◆ Work required ◆
Gather up every line from the entries below that uses the word "Full".

◆ Source data ◆
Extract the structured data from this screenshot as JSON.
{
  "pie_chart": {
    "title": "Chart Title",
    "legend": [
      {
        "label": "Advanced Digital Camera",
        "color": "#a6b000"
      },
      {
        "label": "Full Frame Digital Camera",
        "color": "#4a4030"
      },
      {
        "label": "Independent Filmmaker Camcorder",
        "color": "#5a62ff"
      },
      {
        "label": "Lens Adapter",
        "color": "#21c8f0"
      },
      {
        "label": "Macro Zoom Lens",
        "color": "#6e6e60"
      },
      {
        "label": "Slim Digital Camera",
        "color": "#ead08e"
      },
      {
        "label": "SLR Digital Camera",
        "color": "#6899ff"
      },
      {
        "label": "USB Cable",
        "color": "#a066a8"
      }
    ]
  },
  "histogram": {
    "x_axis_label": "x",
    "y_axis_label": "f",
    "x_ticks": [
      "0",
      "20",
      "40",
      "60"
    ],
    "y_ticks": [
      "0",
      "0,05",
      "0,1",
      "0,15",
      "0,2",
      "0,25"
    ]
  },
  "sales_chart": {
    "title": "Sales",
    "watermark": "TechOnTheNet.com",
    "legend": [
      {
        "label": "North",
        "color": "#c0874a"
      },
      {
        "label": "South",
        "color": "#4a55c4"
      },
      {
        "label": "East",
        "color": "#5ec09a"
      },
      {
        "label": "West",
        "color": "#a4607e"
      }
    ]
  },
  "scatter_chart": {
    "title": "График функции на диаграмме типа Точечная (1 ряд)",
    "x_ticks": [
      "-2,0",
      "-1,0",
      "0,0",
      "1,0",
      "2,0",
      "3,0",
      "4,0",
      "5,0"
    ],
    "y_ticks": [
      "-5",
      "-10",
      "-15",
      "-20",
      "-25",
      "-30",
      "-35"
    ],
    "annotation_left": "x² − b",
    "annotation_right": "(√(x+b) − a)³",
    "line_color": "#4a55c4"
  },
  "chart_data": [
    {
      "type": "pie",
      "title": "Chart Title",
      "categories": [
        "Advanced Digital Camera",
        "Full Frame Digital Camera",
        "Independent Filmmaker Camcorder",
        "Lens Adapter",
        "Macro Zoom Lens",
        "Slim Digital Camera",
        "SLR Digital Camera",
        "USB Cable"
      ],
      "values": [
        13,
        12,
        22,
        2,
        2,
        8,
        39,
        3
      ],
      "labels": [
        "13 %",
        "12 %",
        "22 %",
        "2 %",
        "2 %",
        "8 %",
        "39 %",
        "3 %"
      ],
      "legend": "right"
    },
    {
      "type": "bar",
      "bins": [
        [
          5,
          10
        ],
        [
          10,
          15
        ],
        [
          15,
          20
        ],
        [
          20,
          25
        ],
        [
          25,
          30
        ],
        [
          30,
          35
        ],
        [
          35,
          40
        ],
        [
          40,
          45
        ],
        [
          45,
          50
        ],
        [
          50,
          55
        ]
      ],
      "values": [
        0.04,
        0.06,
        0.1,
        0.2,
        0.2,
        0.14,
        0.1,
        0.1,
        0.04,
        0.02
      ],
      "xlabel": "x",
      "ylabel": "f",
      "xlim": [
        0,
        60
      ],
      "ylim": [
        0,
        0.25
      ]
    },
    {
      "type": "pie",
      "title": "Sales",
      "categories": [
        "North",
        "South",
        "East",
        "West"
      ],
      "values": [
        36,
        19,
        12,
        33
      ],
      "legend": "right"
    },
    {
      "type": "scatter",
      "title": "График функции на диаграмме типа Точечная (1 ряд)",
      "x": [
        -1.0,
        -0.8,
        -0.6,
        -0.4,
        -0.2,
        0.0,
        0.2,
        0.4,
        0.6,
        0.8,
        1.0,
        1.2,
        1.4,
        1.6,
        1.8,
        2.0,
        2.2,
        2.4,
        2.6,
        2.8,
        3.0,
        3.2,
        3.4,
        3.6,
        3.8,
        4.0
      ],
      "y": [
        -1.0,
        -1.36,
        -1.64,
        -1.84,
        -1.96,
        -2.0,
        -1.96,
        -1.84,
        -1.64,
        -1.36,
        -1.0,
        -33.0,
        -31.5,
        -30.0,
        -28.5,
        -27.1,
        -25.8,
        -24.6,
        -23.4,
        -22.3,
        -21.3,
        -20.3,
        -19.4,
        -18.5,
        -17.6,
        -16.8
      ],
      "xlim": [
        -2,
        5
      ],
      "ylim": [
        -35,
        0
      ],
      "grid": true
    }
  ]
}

◆ Response to the task ◆
        "label": "Full Frame Digital Camera",
        "Full Frame Digital Camera",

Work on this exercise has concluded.